### Job
Set down the material below word for word, excluding the pictures.

### Provided entries
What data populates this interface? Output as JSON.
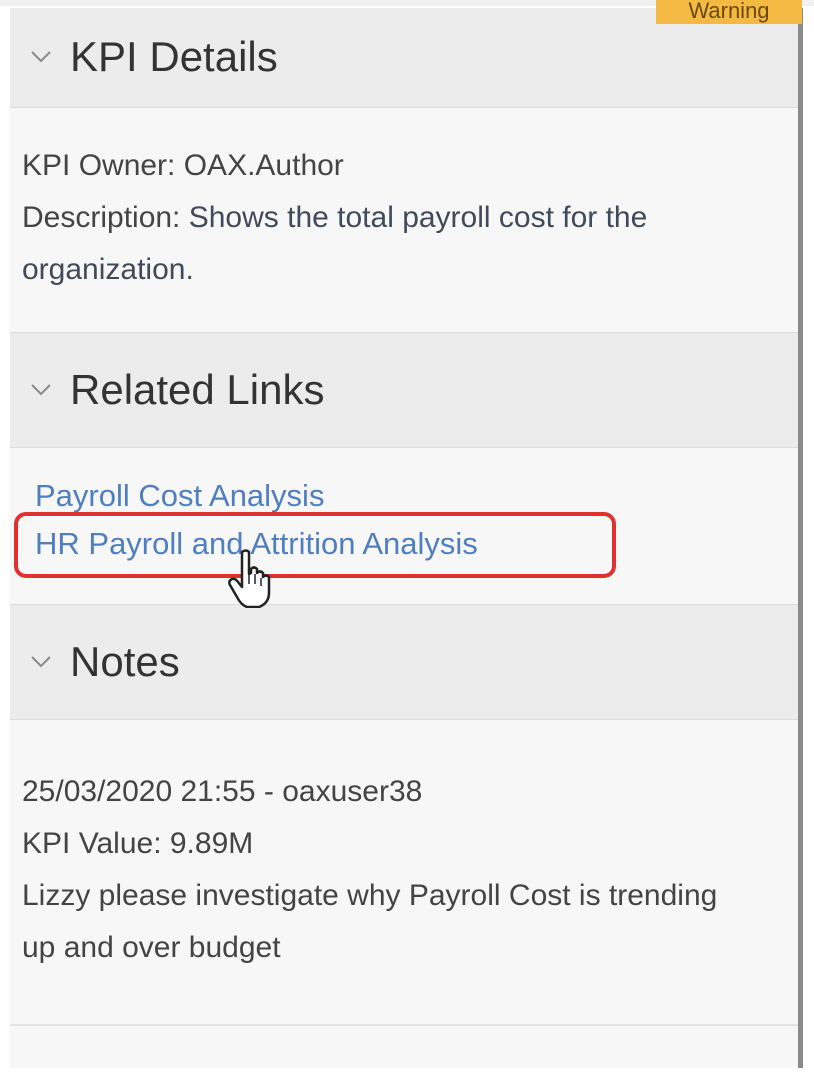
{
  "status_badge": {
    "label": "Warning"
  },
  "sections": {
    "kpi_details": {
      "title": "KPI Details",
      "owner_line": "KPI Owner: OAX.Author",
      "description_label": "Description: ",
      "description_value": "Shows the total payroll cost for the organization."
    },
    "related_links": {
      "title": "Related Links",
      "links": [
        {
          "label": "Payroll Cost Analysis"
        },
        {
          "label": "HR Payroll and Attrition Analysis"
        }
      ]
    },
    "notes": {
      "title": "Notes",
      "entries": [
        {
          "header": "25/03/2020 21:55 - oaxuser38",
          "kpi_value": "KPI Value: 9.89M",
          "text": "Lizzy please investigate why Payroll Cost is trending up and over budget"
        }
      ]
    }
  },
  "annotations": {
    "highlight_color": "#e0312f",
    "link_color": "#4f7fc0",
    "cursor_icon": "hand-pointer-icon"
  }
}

### Worked solution
What data populates this interface? Output as JSON.
{
  "status_badge": {
    "label": "Warning"
  },
  "sections": {
    "kpi_details": {
      "title": "KPI Details",
      "owner_line": "KPI Owner: OAX.Author",
      "description_label": "Description: ",
      "description_value": "Shows the total payroll cost for the organization."
    },
    "related_links": {
      "title": "Related Links",
      "links": [
        {
          "label": "Payroll Cost Analysis"
        },
        {
          "label": "HR Payroll and Attrition Analysis"
        }
      ]
    },
    "notes": {
      "title": "Notes",
      "entries": [
        {
          "header": "25/03/2020 21:55 - oaxuser38",
          "kpi_value": "KPI Value: 9.89M",
          "text": "Lizzy please investigate why Payroll Cost is trending up and over budget"
        }
      ]
    }
  },
  "annotations": {
    "highlight_color": "#e0312f",
    "link_color": "#4f7fc0",
    "cursor_icon": "hand-pointer-icon"
  }
}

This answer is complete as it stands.